Capital alagoana tem um dos metros quadrados mais caros entre capitais do Nordeste, mas aparece entre os piores resultados no ranking nacional de qualidade de vida. Afinal, Maceió está valorizando ou expulsando o próprio morador?
Maceió segue encantando turistas, atraindo investidores e vendendo ao Brasil a imagem de uma capital paradisíaca, com mar azul, orla valorizada e forte apelo imobiliário. Mas, por trás da paisagem bonita, uma pergunta começa a incomodar: viver bem em Maceió está virando privilégio para poucos?
Dados recentes do Índice FipeZAP mostram que o preço médio do metro quadrado residencial na capital alagoana chegou a R$ 9.908 em abril de 2026. O valor coloca Maceió acima de capitais nordestinas como Fortaleza, Recife, Salvador e João Pessoa no levantamento de preços de venda residencial.
O número impressiona. Mas a polêmica fica ainda maior quando se cruza o valor dos imóveis com os indicadores de qualidade de vida.
No Índice de Progresso Social Brasil 2026, Maceió aparece entre as capitais com pior desempenho do país, com pontuação de 61,96, ficando à frente apenas de Macapá e Porto Velho entre as capitais avaliadas. O índice considera fatores como segurança, moradia, saúde, educação, inclusão social, meio ambiente e oportunidades.
E aí surge a pergunta que muita gente talvez faça em silêncio: como uma cidade pode ficar tão cara sem entregar, na mesma proporção, qualidade de vida para quem mora nela?
A valorização imobiliária pode ser comemorada por investidores, construtoras, proprietários e setores ligados ao turismo. Afinal, cidade valorizada atrai negócios, amplia a arrecadação e fortalece a imagem do destino. Mas, para o morador comum, o mesmo movimento pode significar aluguel mais pesado, compra da casa própria mais distante e pressão cada vez maior sobre bairros antes acessíveis.

[Registros de uma coleção de dados]
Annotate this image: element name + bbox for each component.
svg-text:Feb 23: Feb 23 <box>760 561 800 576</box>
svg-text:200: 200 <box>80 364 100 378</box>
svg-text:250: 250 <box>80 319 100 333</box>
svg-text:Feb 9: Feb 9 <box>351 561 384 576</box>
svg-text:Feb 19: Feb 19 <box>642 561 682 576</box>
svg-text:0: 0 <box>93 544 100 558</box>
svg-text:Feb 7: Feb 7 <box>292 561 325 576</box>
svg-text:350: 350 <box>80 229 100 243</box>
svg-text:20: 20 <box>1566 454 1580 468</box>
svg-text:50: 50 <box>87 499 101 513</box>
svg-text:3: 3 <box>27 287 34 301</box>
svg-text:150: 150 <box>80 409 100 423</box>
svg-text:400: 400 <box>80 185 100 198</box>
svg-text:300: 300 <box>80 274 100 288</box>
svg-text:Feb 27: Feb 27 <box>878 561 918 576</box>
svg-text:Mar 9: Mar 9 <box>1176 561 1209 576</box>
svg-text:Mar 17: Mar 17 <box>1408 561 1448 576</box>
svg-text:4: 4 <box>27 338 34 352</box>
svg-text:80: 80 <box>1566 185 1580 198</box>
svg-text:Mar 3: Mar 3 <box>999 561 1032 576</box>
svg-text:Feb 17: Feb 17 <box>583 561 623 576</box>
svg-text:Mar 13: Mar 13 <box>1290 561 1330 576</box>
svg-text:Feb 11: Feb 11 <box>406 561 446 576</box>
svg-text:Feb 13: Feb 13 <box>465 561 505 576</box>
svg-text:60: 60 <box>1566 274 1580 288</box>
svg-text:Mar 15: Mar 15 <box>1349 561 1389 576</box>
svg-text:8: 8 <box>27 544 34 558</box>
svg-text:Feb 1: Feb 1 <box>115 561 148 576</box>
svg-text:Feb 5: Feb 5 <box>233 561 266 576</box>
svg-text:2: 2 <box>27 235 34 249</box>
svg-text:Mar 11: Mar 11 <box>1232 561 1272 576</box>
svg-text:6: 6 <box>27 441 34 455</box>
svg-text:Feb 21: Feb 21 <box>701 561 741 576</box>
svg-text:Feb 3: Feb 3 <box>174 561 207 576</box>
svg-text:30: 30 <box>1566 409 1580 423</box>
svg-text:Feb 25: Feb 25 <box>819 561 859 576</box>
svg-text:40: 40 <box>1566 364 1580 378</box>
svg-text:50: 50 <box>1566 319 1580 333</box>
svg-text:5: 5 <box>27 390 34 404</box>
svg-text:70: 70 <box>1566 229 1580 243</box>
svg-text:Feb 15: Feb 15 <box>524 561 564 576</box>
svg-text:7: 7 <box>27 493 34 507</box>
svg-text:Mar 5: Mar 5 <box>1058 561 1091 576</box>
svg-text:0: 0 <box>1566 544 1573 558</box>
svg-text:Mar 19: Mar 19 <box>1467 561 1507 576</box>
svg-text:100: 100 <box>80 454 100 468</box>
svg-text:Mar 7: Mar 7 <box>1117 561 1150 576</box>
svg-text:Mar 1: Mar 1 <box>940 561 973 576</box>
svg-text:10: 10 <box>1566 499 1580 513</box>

§ Conjunto de tarefas:
a – Transcreva do texto sobre Maceió o trecho que começa em "Maceió segue encantando" e segue até "de venda residencial.".
b – Reescreva de forma mais curta o parágrafo do texto sobre Maceió que começa com "A valorização imobiliária pode ser comemorada", mantendo seus fatos principais.
c – Dê sequência ao texto sobre Maceió a partir do ponto em que ele termina.
O material foi obtido de outra fonte.

§ Respostas das tarefas:
a –
Maceió segue encantando turistas, atraindo investidores e vendendo ao Brasil a imagem de uma capital paradisíaca, com mar azul, orla valorizada e forte apelo imobiliário. Mas, por trás da paisagem bonita, uma pergunta começa a incomodar: viver bem em Maceió está virando privilégio para poucos?
Dados recentes do Índice FipeZAP mostram que o preço médio do metro quadrado residencial na capital alagoana chegou a R$ 9.908 em abril de 2026. O valor coloca Maceió acima de capitais nordestinas como Fortaleza, Recife, Salvador e João Pessoa no levantamento de preços de venda residencial.

b – A valorização imobiliária agrada a investidores, construtoras, proprietários e ao setor de turismo, porque atrai negócios, aumenta a arrecadação e reforça a imagem da cidade. Para o morador comum, porém, pode significar aluguel mais caro, casa própria mais difícil de alcançar e mais pressão sobre bairros antes acessíveis.

c –
Maceió vive uma espécie de duplo retrato. De um lado, a capital do turismo, da orla bonita, dos empreendimentos modernos e do metro quadrado em alta. Do outro, a cidade real, onde muita gente enfrenta transporte difícil, serviços pressionados, desigualdade urbana e insegurança.
A pergunta é dura, mas necessária: Maceió está valorizando ou está ficando cara demais para o próprio maceioense?
O risco é a cidade virar uma vitrine. Bonita para vender, cara para morar e desigual para viver. Uma capital onde o preço sobe mais rápido do que a entrega de infraestrutura, mobilidade, segurança e serviços públicos.
Não se trata de negar o crescimento. Maceió tem potencial turístico, imobiliário e econômico enorme. O problema é quando a valorização do mercado passa a correr na frente da qualidade de vida da população.
Porque uma cidade boa de verdade não é apenas aquela que tem metro quadrado caro. É aquela onde o morador consegue viver com dignidade, se deslocar melhor, acessar bons serviços, morar perto das oportunidades e sentir que também faz parte do desenvolvimento.
Maceió pode estar diante de uma grande chance: transformar valorização em melhoria real para a população. Mas, se esse crescimento continuar concentrado em poucos bairros, poucos bolsos e poucos interesses, a capital corre o risco de reforçar uma pergunta incômoda:
Maceió está se tornando uma cidade melhor para viver ou apenas mais cara para comprar?